### Direction
List each line in the material below that contains the string "total", treating uppercase and lowercase letters as different.

### Records
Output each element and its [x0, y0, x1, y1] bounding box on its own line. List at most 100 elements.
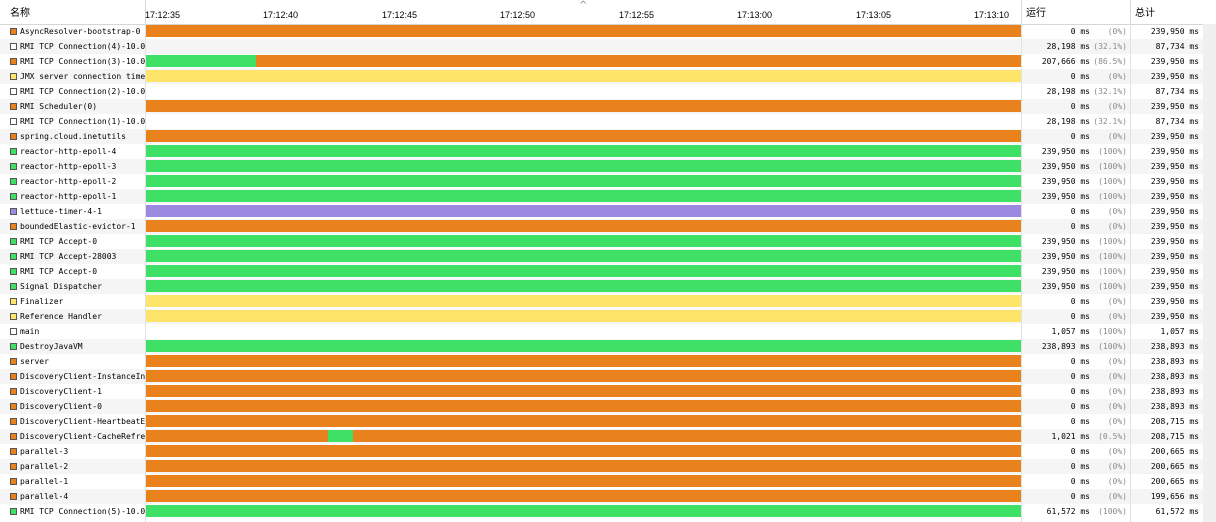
runtime-cell: 239,950 ms (100%)	[1022, 189, 1130, 204]
thread-state-swatch-icon	[10, 463, 17, 470]
column-header-name[interactable]: 名称	[6, 0, 146, 24]
thread-state-swatch-icon	[10, 223, 17, 230]
table-row[interactable]: DiscoveryClient-1 0 ms (0%) 238,893 ms	[0, 384, 1216, 399]
total-value: 239,950 ms	[1150, 207, 1199, 216]
table-row[interactable]: lettuce-timer-4-1 0 ms (0%) 239,950 ms	[0, 204, 1216, 219]
table-row[interactable]: RMI TCP Connection(3)-10.0.0. 207,666 ms(…	[0, 54, 1216, 69]
runtime-cell: 239,950 ms (100%)	[1022, 234, 1130, 249]
runtime-percent: (100%)	[1098, 327, 1127, 336]
table-row[interactable]: RMI TCP Accept-28003 239,950 ms (100%) 239,…	[0, 249, 1216, 264]
table-row[interactable]: RMI TCP Connection(5)-10.0.0. 61,572 ms (1…	[0, 504, 1216, 519]
thread-state-swatch-icon	[10, 343, 17, 350]
runtime-value: 61,572 ms	[1046, 507, 1090, 516]
vertical-scrollbar[interactable]	[1203, 24, 1216, 522]
runtime-percent: (32.1%)	[1093, 87, 1127, 96]
thread-state-swatch-icon	[10, 313, 17, 320]
thread-name: RMI TCP Connection(4)-10.0.0.	[20, 42, 146, 51]
table-row[interactable]: Finalizer 0 ms (0%) 239,950 ms	[0, 294, 1216, 309]
table-row[interactable]: RMI TCP Accept-0 239,950 ms (100%) 239,950 …	[0, 264, 1216, 279]
thread-name: Reference Handler	[20, 312, 102, 321]
table-row[interactable]: reactor-http-epoll-3 239,950 ms (100%) 239,…	[0, 159, 1216, 174]
thread-timeline	[146, 250, 1021, 262]
thread-state-swatch-icon	[10, 418, 17, 425]
total-value: 239,950 ms	[1150, 282, 1199, 291]
table-row[interactable]: parallel-4 0 ms (0%) 199,656 ms	[0, 489, 1216, 504]
total-value: 239,950 ms	[1150, 222, 1199, 231]
thread-state-swatch-icon	[10, 283, 17, 290]
runtime-percent: (100%)	[1098, 342, 1127, 351]
thread-name: RMI TCP Accept-0	[20, 267, 98, 276]
table-row[interactable]: main 1,057 ms (100%) 1,057 ms	[0, 324, 1216, 339]
thread-name-cell: DestroyJavaVM	[0, 339, 146, 354]
thread-state-swatch-icon	[10, 238, 17, 245]
table-row[interactable]: JMX server connection timeout 0 ms (0%) 239…	[0, 69, 1216, 84]
runtime-cell: 0 ms (0%)	[1022, 219, 1130, 234]
runtime-value: 0 ms	[1070, 447, 1090, 456]
timeline-tick: 17:13:05	[856, 10, 892, 20]
thread-timeline	[146, 385, 1021, 397]
runtime-value: 0 ms	[1070, 462, 1090, 471]
thread-timeline	[146, 115, 1021, 127]
table-row[interactable]: RMI TCP Connection(2)-10.0.0. 28,198 ms (3…	[0, 84, 1216, 99]
thread-state-swatch-icon	[10, 328, 17, 335]
column-header-total[interactable]: 总计	[1131, 0, 1203, 24]
thread-timeline	[146, 460, 1021, 472]
thread-name-cell: parallel-2	[0, 459, 146, 474]
table-row[interactable]: DiscoveryClient-HeartbeatExecutor-0 0 ms (…	[0, 414, 1216, 429]
runtime-percent: (100%)	[1098, 147, 1127, 156]
thread-timeline	[146, 55, 1021, 67]
runtime-cell: 0 ms (0%)	[1022, 309, 1130, 324]
thread-name-cell: AsyncResolver-bootstrap-0	[0, 24, 146, 39]
thread-name: RMI TCP Connection(3)-10.0.0.	[20, 57, 146, 66]
table-row[interactable]: RMI TCP Connection(4)-10.0.0. 28,198 ms (3…	[0, 39, 1216, 54]
total-value: 239,950 ms	[1150, 27, 1199, 36]
table-row[interactable]: DestroyJavaVM 238,893 ms (100%) 238,893 ms	[0, 339, 1216, 354]
thread-state-swatch-icon	[10, 163, 17, 170]
timeline-tick: 17:13:00	[737, 10, 773, 20]
thread-name: Signal Dispatcher	[20, 282, 102, 291]
total-value: 238,893 ms	[1150, 357, 1199, 366]
table-row[interactable]: Signal Dispatcher 239,950 ms (100%) 239,950…	[0, 279, 1216, 294]
runtime-value: 1,057 ms	[1051, 327, 1090, 336]
table-row[interactable]: RMI TCP Connection(1)-10.0.0. 28,198 ms (3…	[0, 114, 1216, 129]
table-row[interactable]: RMI TCP Accept-0 239,950 ms (100%) 239,950 …	[0, 234, 1216, 249]
table-header: 名称 17:12:35 17:12:40 17:12:45 17:12:50 1…	[0, 0, 1216, 25]
thread-name-cell: lettuce-timer-4-1	[0, 204, 146, 219]
thread-name-cell: RMI TCP Connection(5)-10.0.0.	[0, 504, 146, 519]
table-row[interactable]: Reference Handler 0 ms (0%) 239,950 ms	[0, 309, 1216, 324]
total-value: 239,950 ms	[1150, 162, 1199, 171]
thread-timeline	[146, 310, 1021, 322]
table-row[interactable]: DiscoveryClient-InstanceInfoReplicator-0…	[0, 369, 1216, 384]
table-row[interactable]: AsyncResolver-bootstrap-0 0 ms (0%) 239,950…	[0, 24, 1216, 39]
thread-name-cell: RMI TCP Connection(3)-10.0.0.	[0, 54, 146, 69]
runtime-percent: (0%)	[1107, 402, 1127, 411]
column-header-runtime[interactable]: 运行	[1022, 0, 1130, 24]
thread-timeline	[146, 445, 1021, 457]
timeline-segment-sleeping	[146, 370, 1021, 382]
runtime-percent: (100%)	[1098, 237, 1127, 246]
table-row[interactable]: parallel-3 0 ms (0%) 200,665 ms	[0, 444, 1216, 459]
thread-name-cell: spring.cloud.inetutils	[0, 129, 146, 144]
table-row[interactable]: reactor-http-epoll-2 239,950 ms (100%) 239,…	[0, 174, 1216, 189]
thread-name: main	[20, 327, 40, 336]
runtime-value: 0 ms	[1070, 297, 1090, 306]
timeline-segment-running	[146, 340, 1021, 352]
runtime-cell: 0 ms (0%)	[1022, 414, 1130, 429]
thread-name: RMI TCP Accept-28003	[20, 252, 117, 261]
thread-name: DiscoveryClient-InstanceInfoReplicator-0	[20, 372, 146, 381]
runtime-percent: (0%)	[1107, 102, 1127, 111]
table-row[interactable]: server 0 ms (0%) 238,893 ms	[0, 354, 1216, 369]
table-row[interactable]: DiscoveryClient-0 0 ms (0%) 238,893 ms	[0, 399, 1216, 414]
table-row[interactable]: parallel-1 0 ms (0%) 200,665 ms	[0, 474, 1216, 489]
table-row[interactable]: reactor-http-epoll-1 239,950 ms (100%) 239,…	[0, 189, 1216, 204]
table-row[interactable]: DiscoveryClient-CacheRefreshExecutor-0 1,…	[0, 429, 1216, 444]
thread-state-swatch-icon	[10, 103, 17, 110]
thread-timeline	[146, 370, 1021, 382]
total-value: 61,572 ms	[1155, 507, 1199, 516]
thread-timeline	[146, 25, 1021, 37]
table-row[interactable]: RMI Scheduler(0) 0 ms (0%) 239,950 ms	[0, 99, 1216, 114]
table-row[interactable]: reactor-http-epoll-4 239,950 ms (100%) 239,…	[0, 144, 1216, 159]
table-row[interactable]: spring.cloud.inetutils 0 ms (0%) 239,950 ms	[0, 129, 1216, 144]
table-row[interactable]: boundedElastic-evictor-1 0 ms (0%) 239,950 …	[0, 219, 1216, 234]
table-row[interactable]: parallel-2 0 ms (0%) 200,665 ms	[0, 459, 1216, 474]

### Correct result
total-value: 239,950 ms	[1150, 207, 1199, 216]
total-value: 239,950 ms	[1150, 282, 1199, 291]
total-value: 239,950 ms	[1150, 222, 1199, 231]
column-header-total[interactable]: 总计	[1131, 0, 1203, 24]
total-value: 239,950 ms	[1150, 27, 1199, 36]
total-value: 238,893 ms	[1150, 357, 1199, 366]
total-value: 239,950 ms	[1150, 162, 1199, 171]
total-value: 61,572 ms	[1155, 507, 1199, 516]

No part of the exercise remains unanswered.